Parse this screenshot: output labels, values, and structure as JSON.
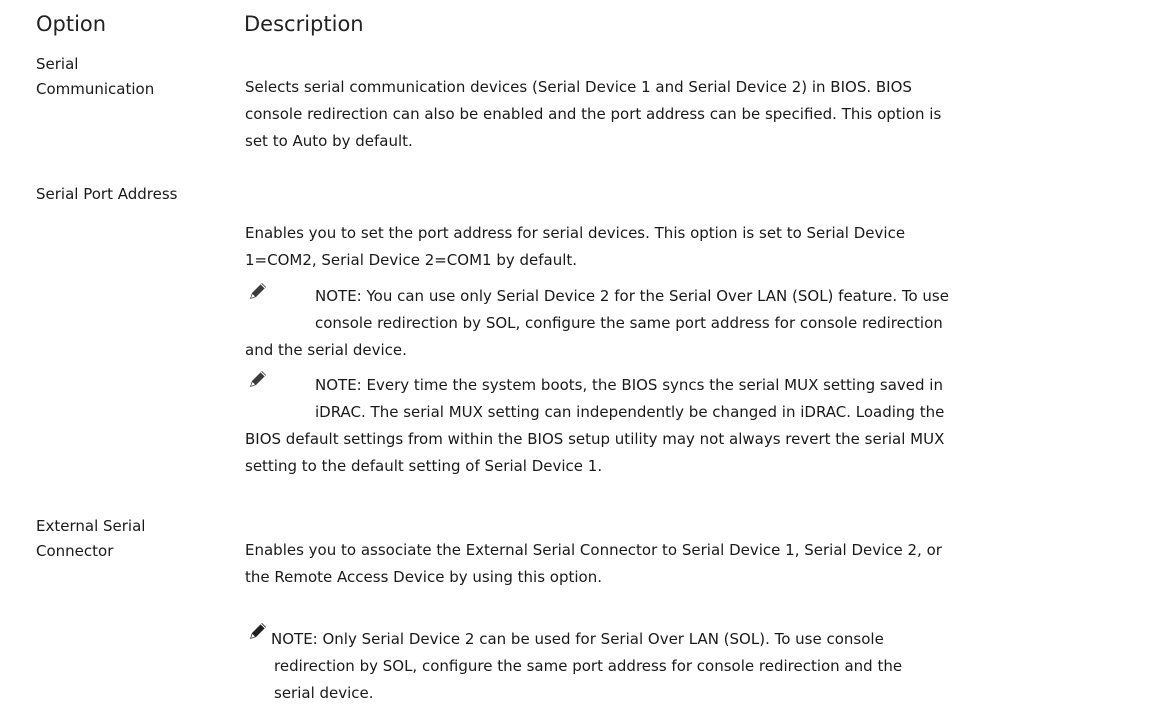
{
  "header": {
    "option_label": "Option",
    "description_label": "Description"
  },
  "rows": [
    {
      "option_lines": [
        "Serial",
        "Communication"
      ],
      "description_lines": [
        "Selects serial communication devices (Serial Device 1 and Serial Device 2) in BIOS. BIOS",
        "console redirection can also be enabled and the port address can be specified. This option is",
        "set to Auto by default."
      ]
    },
    {
      "option_lines": [
        "Serial Port Address"
      ],
      "description_lines": [
        "Enables you to set the port address for serial devices. This option is set to Serial Device",
        "1=COM2, Serial Device 2=COM1 by default."
      ],
      "notes": [
        {
          "icon": "pencil-icon",
          "lines": [
            "NOTE: You can use only Serial Device 2 for the Serial Over LAN (SOL) feature. To use",
            "console redirection by SOL, configure the same port address for console redirection",
            "and the serial device."
          ]
        },
        {
          "icon": "pencil-icon",
          "lines": [
            "NOTE: Every time the system boots, the BIOS syncs the serial MUX setting saved in",
            "iDRAC. The serial MUX setting can independently be changed in iDRAC. Loading the",
            "BIOS default settings from within the BIOS setup utility may not always revert the serial MUX",
            "setting to the default setting of Serial Device 1."
          ]
        }
      ]
    },
    {
      "option_lines": [
        "External Serial",
        "Connector"
      ],
      "description_lines": [
        "Enables you to associate the External Serial Connector to Serial Device 1, Serial Device 2, or",
        "the Remote Access Device by using this option."
      ],
      "notes": [
        {
          "icon": "pencil-icon",
          "lines": [
            "NOTE: Only Serial Device 2 can be used for Serial Over LAN (SOL). To use console",
            "redirection by SOL, configure the same port address for console redirection and the",
            "serial device."
          ]
        }
      ]
    }
  ]
}
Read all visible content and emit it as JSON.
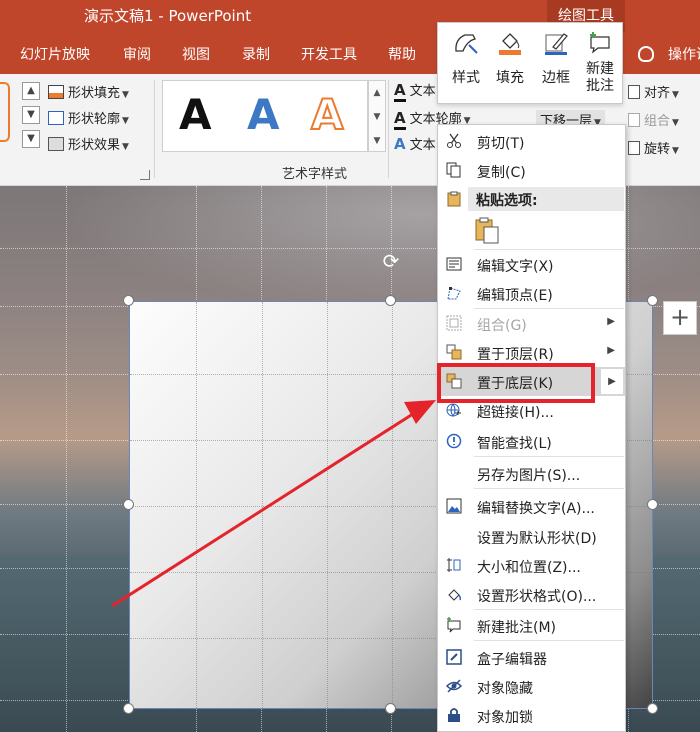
{
  "app": {
    "title": "演示文稿1  -  PowerPoint",
    "context_tab_group": "绘图工具"
  },
  "tabs": [
    "幻灯片放映",
    "审阅",
    "视图",
    "录制",
    "开发工具",
    "帮助",
    "操作说"
  ],
  "ribbon": {
    "shape_fill": "形状填充",
    "shape_outline": "形状轮廓",
    "shape_effects": "形状效果",
    "wordart_letter": "A",
    "wordart_group_label": "艺术字样式",
    "text_fill": "文本",
    "text_outline": "文本轮廓",
    "text_effects": "文本",
    "send_backward": "下移一层",
    "align": "对齐",
    "group": "组合",
    "rotate": "旋转"
  },
  "mini_toolbar": {
    "style": "样式",
    "fill": "填充",
    "outline": "边框",
    "new_comment": "新建批注"
  },
  "context_menu": {
    "cut": "剪切(T)",
    "copy": "复制(C)",
    "paste_options": "粘贴选项:",
    "edit_text": "编辑文字(X)",
    "edit_points": "编辑顶点(E)",
    "group": "组合(G)",
    "bring_to_front": "置于顶层(R)",
    "send_to_back": "置于底层(K)",
    "hyperlink": "超链接(H)...",
    "smart_lookup": "智能查找(L)",
    "save_as_picture": "另存为图片(S)...",
    "edit_alt_text": "编辑替换文字(A)...",
    "set_default_shape": "设置为默认形状(D)",
    "size_position": "大小和位置(Z)...",
    "format_shape": "设置形状格式(O)...",
    "new_comment": "新建批注(M)",
    "box_editor": "盒子编辑器",
    "hide_object": "对象隐藏",
    "lock_object": "对象加锁"
  },
  "colors": {
    "accent": "#c0462b",
    "highlight": "#e4232b",
    "wordart_blue": "#3d78c4",
    "wordart_orange": "#ec7a2f"
  }
}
★ ★ ★
Required task:
Print all entries exactly. The images do not belong in the copy.

The result:
Parse this screenshot: output labels, values, and structure as JSON.
{
  "header": {
    "option_label": "Option",
    "description_label": "Description"
  },
  "rows": [
    {
      "option_lines": [
        "Serial",
        "Communication"
      ],
      "description_lines": [
        "Selects serial communication devices (Serial Device 1 and Serial Device 2) in BIOS. BIOS",
        "console redirection can also be enabled and the port address can be specified. This option is",
        "set to Auto by default."
      ]
    },
    {
      "option_lines": [
        "Serial Port Address"
      ],
      "description_lines": [
        "Enables you to set the port address for serial devices. This option is set to Serial Device",
        "1=COM2, Serial Device 2=COM1 by default."
      ],
      "notes": [
        {
          "icon": "pencil-icon",
          "lines": [
            "NOTE: You can use only Serial Device 2 for the Serial Over LAN (SOL) feature. To use",
            "console redirection by SOL, configure the same port address for console redirection",
            "and the serial device."
          ]
        },
        {
          "icon": "pencil-icon",
          "lines": [
            "NOTE: Every time the system boots, the BIOS syncs the serial MUX setting saved in",
            "iDRAC. The serial MUX setting can independently be changed in iDRAC. Loading the",
            "BIOS default settings from within the BIOS setup utility may not always revert the serial MUX",
            "setting to the default setting of Serial Device 1."
          ]
        }
      ]
    },
    {
      "option_lines": [
        "External Serial",
        "Connector"
      ],
      "description_lines": [
        "Enables you to associate the External Serial Connector to Serial Device 1, Serial Device 2, or",
        "the Remote Access Device by using this option."
      ],
      "notes": [
        {
          "icon": "pencil-icon",
          "lines": [
            "NOTE: Only Serial Device 2 can be used for Serial Over LAN (SOL). To use console",
            "redirection by SOL, configure the same port address for console redirection and the",
            "serial device."
          ]
        }
      ]
    }
  ]
}
Read all visible content and emit it as JSON.
{
  "app": {
    "title": "演示文稿1  -  PowerPoint",
    "context_tab_group": "绘图工具"
  },
  "tabs": [
    "幻灯片放映",
    "审阅",
    "视图",
    "录制",
    "开发工具",
    "帮助",
    "操作说"
  ],
  "ribbon": {
    "shape_fill": "形状填充",
    "shape_outline": "形状轮廓",
    "shape_effects": "形状效果",
    "wordart_letter": "A",
    "wordart_group_label": "艺术字样式",
    "text_fill": "文本",
    "text_outline": "文本轮廓",
    "text_effects": "文本",
    "send_backward": "下移一层",
    "align": "对齐",
    "group": "组合",
    "rotate": "旋转"
  },
  "mini_toolbar": {
    "style": "样式",
    "fill": "填充",
    "outline": "边框",
    "new_comment": "新建批注"
  },
  "context_menu": {
    "cut": "剪切(T)",
    "copy": "复制(C)",
    "paste_options": "粘贴选项:",
    "edit_text": "编辑文字(X)",
    "edit_points": "编辑顶点(E)",
    "group": "组合(G)",
    "bring_to_front": "置于顶层(R)",
    "send_to_back": "置于底层(K)",
    "hyperlink": "超链接(H)...",
    "smart_lookup": "智能查找(L)",
    "save_as_picture": "另存为图片(S)...",
    "edit_alt_text": "编辑替换文字(A)...",
    "set_default_shape": "设置为默认形状(D)",
    "size_position": "大小和位置(Z)...",
    "format_shape": "设置形状格式(O)...",
    "new_comment": "新建批注(M)",
    "box_editor": "盒子编辑器",
    "hide_object": "对象隐藏",
    "lock_object": "对象加锁"
  },
  "colors": {
    "accent": "#c0462b",
    "highlight": "#e4232b",
    "wordart_blue": "#3d78c4",
    "wordart_orange": "#ec7a2f"
  }
}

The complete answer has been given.